>> BEGIN Data shown
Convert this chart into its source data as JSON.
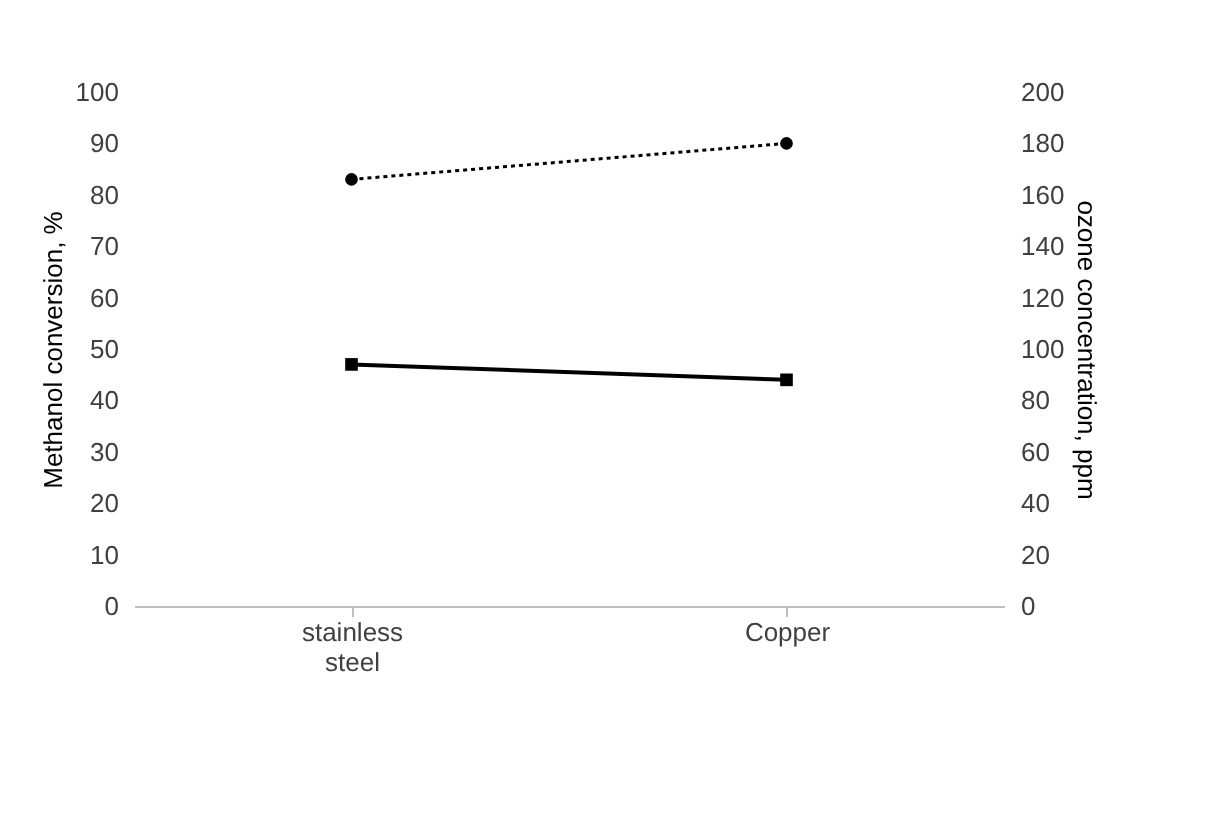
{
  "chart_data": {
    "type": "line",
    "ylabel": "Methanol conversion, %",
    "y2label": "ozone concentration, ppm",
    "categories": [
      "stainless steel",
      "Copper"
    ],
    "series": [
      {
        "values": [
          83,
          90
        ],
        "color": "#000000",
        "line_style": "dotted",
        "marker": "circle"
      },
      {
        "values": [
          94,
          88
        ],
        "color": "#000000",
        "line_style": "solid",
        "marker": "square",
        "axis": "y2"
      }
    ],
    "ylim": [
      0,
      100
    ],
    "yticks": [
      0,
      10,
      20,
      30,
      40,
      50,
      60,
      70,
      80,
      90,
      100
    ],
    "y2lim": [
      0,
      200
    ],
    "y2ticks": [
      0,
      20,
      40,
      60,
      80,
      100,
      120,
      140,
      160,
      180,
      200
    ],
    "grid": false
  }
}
>> END Data shown
● **Exercise details**
From the material above, copy everything exactly but the pictures.

● **Final result**
Convert this chart into its source data as JSON.
{
  "chart_data": {
    "type": "line",
    "ylabel": "Methanol conversion, %",
    "y2label": "ozone concentration, ppm",
    "categories": [
      "stainless steel",
      "Copper"
    ],
    "series": [
      {
        "values": [
          83,
          90
        ],
        "color": "#000000",
        "line_style": "dotted",
        "marker": "circle"
      },
      {
        "values": [
          94,
          88
        ],
        "color": "#000000",
        "line_style": "solid",
        "marker": "square",
        "axis": "y2"
      }
    ],
    "ylim": [
      0,
      100
    ],
    "yticks": [
      0,
      10,
      20,
      30,
      40,
      50,
      60,
      70,
      80,
      90,
      100
    ],
    "y2lim": [
      0,
      200
    ],
    "y2ticks": [
      0,
      20,
      40,
      60,
      80,
      100,
      120,
      140,
      160,
      180,
      200
    ],
    "grid": false
  }
}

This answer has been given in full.